▶ The exercise
The listing below must be repeated word for word, with its images excluded.

[Records that describe figures]
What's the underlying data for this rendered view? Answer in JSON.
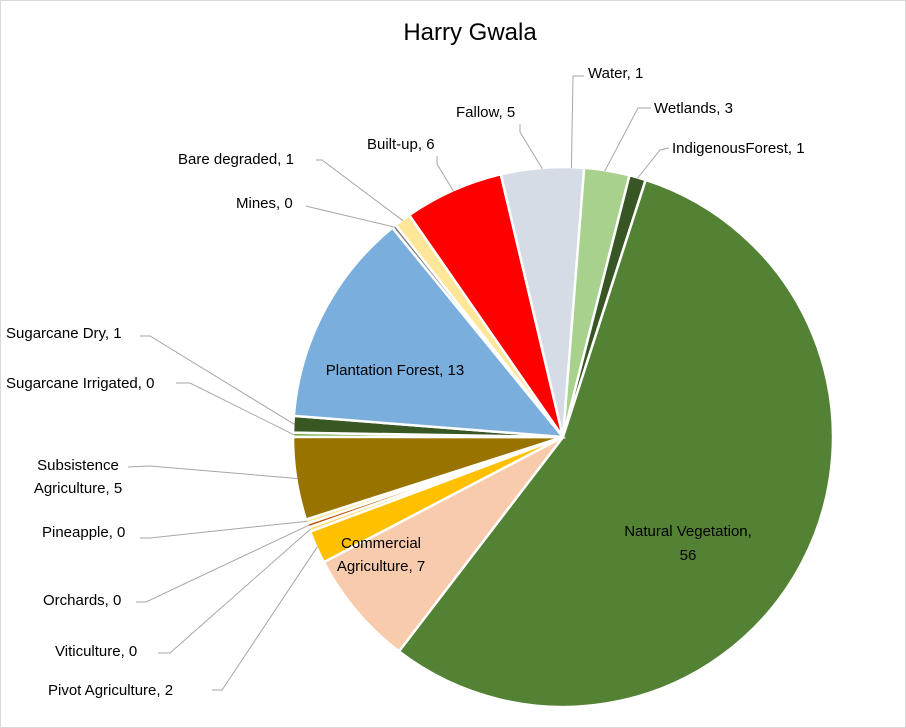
{
  "chart_data": {
    "type": "pie",
    "title": "Harry Gwala",
    "slices": [
      {
        "name": "Water",
        "value": 1,
        "color": "#1f4e79"
      },
      {
        "name": "Wetlands",
        "value": 3,
        "color": "#a9d18e"
      },
      {
        "name": "IndigenousForest",
        "value": 1,
        "color": "#375623"
      },
      {
        "name": "Natural Vegetation",
        "value": 56,
        "color": "#548235"
      },
      {
        "name": "Commercial Agriculture",
        "value": 7,
        "color": "#f8cbad"
      },
      {
        "name": "Pivot  Agriculture",
        "value": 2,
        "color": "#ffc000"
      },
      {
        "name": "Viticulture",
        "value": 0,
        "color": "#ffd966"
      },
      {
        "name": "Orchards",
        "value": 0,
        "color": "#c55a11"
      },
      {
        "name": "Pineapple",
        "value": 0,
        "color": "#ffe699"
      },
      {
        "name": "Subsistence Agriculture",
        "value": 5,
        "color": "#997300"
      },
      {
        "name": "Sugarcane Irrigated",
        "value": 0,
        "color": "#70ad47"
      },
      {
        "name": "Sugarcane Dry",
        "value": 1,
        "color": "#385723"
      },
      {
        "name": "Plantation Forest",
        "value": 13,
        "color": "#7aaedd"
      },
      {
        "name": "Mines",
        "value": 0,
        "color": "#808080"
      },
      {
        "name": "Bare degraded",
        "value": 1,
        "color": "#ffe699"
      },
      {
        "name": "Built-up",
        "value": 6,
        "color": "#ff0000"
      },
      {
        "name": "Fallow",
        "value": 5,
        "color": "#d6dce5"
      }
    ],
    "labels": [
      "Water, 1",
      "Wetlands, 3",
      "IndigenousForest, 1",
      "Natural Vegetation,",
      "56",
      "Commercial",
      "Agriculture, 7",
      "Pivot  Agriculture, 2",
      "Viticulture, 0",
      "Orchards, 0",
      "Pineapple, 0",
      "Subsistence",
      "Agriculture, 5",
      "Sugarcane Irrigated, 0",
      "Sugarcane Dry, 1",
      "Plantation Forest, 13",
      "Mines, 0",
      "Bare degraded, 1",
      "Built-up, 6",
      "Fallow, 5"
    ]
  }
}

▶ Solution for this exercise
What's the underlying data for this rendered view? Answer in JSON.
{
  "chart_data": {
    "type": "pie",
    "title": "Harry Gwala",
    "slices": [
      {
        "name": "Water",
        "value": 1,
        "color": "#1f4e79"
      },
      {
        "name": "Wetlands",
        "value": 3,
        "color": "#a9d18e"
      },
      {
        "name": "IndigenousForest",
        "value": 1,
        "color": "#375623"
      },
      {
        "name": "Natural Vegetation",
        "value": 56,
        "color": "#548235"
      },
      {
        "name": "Commercial Agriculture",
        "value": 7,
        "color": "#f8cbad"
      },
      {
        "name": "Pivot  Agriculture",
        "value": 2,
        "color": "#ffc000"
      },
      {
        "name": "Viticulture",
        "value": 0,
        "color": "#ffd966"
      },
      {
        "name": "Orchards",
        "value": 0,
        "color": "#c55a11"
      },
      {
        "name": "Pineapple",
        "value": 0,
        "color": "#ffe699"
      },
      {
        "name": "Subsistence Agriculture",
        "value": 5,
        "color": "#997300"
      },
      {
        "name": "Sugarcane Irrigated",
        "value": 0,
        "color": "#70ad47"
      },
      {
        "name": "Sugarcane Dry",
        "value": 1,
        "color": "#385723"
      },
      {
        "name": "Plantation Forest",
        "value": 13,
        "color": "#7aaedd"
      },
      {
        "name": "Mines",
        "value": 0,
        "color": "#808080"
      },
      {
        "name": "Bare degraded",
        "value": 1,
        "color": "#ffe699"
      },
      {
        "name": "Built-up",
        "value": 6,
        "color": "#ff0000"
      },
      {
        "name": "Fallow",
        "value": 5,
        "color": "#d6dce5"
      }
    ],
    "labels": [
      "Water, 1",
      "Wetlands, 3",
      "IndigenousForest, 1",
      "Natural Vegetation,",
      "56",
      "Commercial",
      "Agriculture, 7",
      "Pivot  Agriculture, 2",
      "Viticulture, 0",
      "Orchards, 0",
      "Pineapple, 0",
      "Subsistence",
      "Agriculture, 5",
      "Sugarcane Irrigated, 0",
      "Sugarcane Dry, 1",
      "Plantation Forest, 13",
      "Mines, 0",
      "Bare degraded, 1",
      "Built-up, 6",
      "Fallow, 5"
    ]
  }
}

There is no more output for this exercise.